***** Data to use *****

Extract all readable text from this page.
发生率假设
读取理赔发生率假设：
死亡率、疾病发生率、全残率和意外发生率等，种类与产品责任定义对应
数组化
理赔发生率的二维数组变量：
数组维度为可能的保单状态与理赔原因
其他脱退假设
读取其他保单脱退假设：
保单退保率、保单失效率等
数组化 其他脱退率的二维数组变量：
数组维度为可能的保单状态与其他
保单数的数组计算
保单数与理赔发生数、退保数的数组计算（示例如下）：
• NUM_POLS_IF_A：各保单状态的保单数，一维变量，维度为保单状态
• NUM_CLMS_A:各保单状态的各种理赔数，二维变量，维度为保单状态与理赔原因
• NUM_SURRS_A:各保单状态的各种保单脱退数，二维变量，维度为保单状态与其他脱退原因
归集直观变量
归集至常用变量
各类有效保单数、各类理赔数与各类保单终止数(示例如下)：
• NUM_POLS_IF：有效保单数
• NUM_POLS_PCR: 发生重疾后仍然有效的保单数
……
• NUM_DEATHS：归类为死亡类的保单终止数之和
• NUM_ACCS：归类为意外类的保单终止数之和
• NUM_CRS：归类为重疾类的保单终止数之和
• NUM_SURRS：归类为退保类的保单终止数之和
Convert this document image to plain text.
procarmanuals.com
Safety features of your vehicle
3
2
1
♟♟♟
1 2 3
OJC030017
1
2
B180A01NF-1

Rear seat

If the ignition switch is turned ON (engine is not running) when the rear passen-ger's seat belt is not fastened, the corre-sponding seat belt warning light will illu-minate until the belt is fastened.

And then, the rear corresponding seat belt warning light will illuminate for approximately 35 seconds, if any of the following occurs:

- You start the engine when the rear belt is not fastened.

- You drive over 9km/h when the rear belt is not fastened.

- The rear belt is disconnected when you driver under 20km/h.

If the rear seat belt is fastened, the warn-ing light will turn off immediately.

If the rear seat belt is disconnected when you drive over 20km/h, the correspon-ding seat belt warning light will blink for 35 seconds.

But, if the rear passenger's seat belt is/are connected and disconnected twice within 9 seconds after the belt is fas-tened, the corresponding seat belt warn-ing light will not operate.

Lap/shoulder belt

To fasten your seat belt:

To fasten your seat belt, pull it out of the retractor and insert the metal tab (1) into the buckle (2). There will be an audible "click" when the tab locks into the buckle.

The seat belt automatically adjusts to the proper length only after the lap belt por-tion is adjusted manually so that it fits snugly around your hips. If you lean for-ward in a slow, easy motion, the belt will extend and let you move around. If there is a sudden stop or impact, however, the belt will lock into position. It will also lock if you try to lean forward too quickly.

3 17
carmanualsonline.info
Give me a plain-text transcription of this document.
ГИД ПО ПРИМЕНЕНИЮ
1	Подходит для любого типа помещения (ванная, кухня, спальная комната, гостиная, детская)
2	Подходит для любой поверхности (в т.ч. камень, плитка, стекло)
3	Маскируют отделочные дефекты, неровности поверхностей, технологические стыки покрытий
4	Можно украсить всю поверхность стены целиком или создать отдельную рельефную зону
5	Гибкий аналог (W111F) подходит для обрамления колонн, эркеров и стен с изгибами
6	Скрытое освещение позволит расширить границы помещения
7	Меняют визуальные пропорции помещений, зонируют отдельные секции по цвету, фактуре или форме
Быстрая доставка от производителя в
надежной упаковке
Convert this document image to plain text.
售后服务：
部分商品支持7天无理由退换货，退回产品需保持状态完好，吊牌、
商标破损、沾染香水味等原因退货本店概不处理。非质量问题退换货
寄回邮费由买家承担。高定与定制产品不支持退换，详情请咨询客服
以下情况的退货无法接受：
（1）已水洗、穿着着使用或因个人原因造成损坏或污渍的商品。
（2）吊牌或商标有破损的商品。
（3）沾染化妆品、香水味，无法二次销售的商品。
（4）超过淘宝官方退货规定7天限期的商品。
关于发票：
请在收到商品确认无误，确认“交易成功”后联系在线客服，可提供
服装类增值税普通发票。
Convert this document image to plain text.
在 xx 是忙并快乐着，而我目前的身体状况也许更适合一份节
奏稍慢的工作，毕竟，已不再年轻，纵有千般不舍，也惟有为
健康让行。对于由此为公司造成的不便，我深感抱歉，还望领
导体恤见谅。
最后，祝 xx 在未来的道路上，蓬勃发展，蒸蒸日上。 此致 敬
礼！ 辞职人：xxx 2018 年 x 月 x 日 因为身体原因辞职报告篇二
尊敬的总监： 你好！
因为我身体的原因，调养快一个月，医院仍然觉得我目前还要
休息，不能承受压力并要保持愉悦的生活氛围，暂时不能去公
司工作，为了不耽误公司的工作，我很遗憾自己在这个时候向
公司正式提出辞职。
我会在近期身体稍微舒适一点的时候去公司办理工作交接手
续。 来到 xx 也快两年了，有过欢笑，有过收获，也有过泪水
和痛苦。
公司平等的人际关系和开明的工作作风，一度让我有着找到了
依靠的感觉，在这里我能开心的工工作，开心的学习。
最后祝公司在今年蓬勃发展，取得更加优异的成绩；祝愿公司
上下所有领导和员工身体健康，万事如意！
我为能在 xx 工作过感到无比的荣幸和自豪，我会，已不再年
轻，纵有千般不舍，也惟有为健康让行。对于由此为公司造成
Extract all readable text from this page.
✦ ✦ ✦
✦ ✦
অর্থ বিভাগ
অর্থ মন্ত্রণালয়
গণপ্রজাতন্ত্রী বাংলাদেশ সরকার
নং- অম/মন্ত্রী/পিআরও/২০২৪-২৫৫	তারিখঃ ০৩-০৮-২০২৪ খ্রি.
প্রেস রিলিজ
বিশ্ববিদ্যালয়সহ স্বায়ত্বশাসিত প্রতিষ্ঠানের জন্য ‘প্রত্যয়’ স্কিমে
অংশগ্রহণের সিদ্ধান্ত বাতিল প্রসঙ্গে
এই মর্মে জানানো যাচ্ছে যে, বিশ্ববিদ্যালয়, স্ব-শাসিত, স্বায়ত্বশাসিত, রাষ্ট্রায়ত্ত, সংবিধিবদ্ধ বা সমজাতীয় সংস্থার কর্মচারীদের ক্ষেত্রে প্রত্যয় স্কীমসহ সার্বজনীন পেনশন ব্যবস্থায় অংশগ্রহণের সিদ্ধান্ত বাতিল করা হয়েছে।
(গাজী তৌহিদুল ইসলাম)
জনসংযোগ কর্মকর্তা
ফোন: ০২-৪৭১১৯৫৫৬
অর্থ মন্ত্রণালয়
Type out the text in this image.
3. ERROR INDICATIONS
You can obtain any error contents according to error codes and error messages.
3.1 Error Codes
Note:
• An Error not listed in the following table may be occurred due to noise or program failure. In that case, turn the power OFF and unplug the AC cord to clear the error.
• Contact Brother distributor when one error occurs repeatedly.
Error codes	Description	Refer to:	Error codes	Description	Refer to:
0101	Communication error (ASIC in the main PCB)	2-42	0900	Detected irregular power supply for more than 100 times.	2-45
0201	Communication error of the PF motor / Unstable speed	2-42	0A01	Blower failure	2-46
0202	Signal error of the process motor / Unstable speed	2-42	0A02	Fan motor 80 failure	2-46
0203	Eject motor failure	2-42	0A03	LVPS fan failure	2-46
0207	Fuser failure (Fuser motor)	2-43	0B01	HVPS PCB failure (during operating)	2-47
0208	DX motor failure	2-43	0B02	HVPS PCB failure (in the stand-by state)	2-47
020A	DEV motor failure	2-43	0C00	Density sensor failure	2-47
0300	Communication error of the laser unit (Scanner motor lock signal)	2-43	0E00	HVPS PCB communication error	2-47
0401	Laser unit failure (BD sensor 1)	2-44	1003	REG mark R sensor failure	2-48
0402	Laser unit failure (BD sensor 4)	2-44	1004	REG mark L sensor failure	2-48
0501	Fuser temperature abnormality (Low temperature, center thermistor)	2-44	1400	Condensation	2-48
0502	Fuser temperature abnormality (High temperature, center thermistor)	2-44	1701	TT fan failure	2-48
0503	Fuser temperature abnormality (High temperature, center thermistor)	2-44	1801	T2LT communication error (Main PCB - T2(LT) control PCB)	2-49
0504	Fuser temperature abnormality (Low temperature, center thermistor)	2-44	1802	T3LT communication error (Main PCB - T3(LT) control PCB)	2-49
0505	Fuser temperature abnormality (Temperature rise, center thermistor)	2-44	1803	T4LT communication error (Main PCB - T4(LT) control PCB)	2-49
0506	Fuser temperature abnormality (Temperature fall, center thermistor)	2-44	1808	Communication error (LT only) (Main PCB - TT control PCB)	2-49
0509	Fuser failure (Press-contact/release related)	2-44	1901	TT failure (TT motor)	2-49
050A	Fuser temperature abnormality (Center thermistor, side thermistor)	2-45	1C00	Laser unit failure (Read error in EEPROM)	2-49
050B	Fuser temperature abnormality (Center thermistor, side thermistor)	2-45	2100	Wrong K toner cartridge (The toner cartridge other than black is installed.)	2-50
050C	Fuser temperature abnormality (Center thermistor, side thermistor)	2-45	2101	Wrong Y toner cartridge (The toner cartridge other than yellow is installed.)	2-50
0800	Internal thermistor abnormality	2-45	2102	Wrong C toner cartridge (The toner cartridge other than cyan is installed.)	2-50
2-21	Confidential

*****

Work to do: State how many lines above include the word "abnormality", and nothing more.

Complete output: 10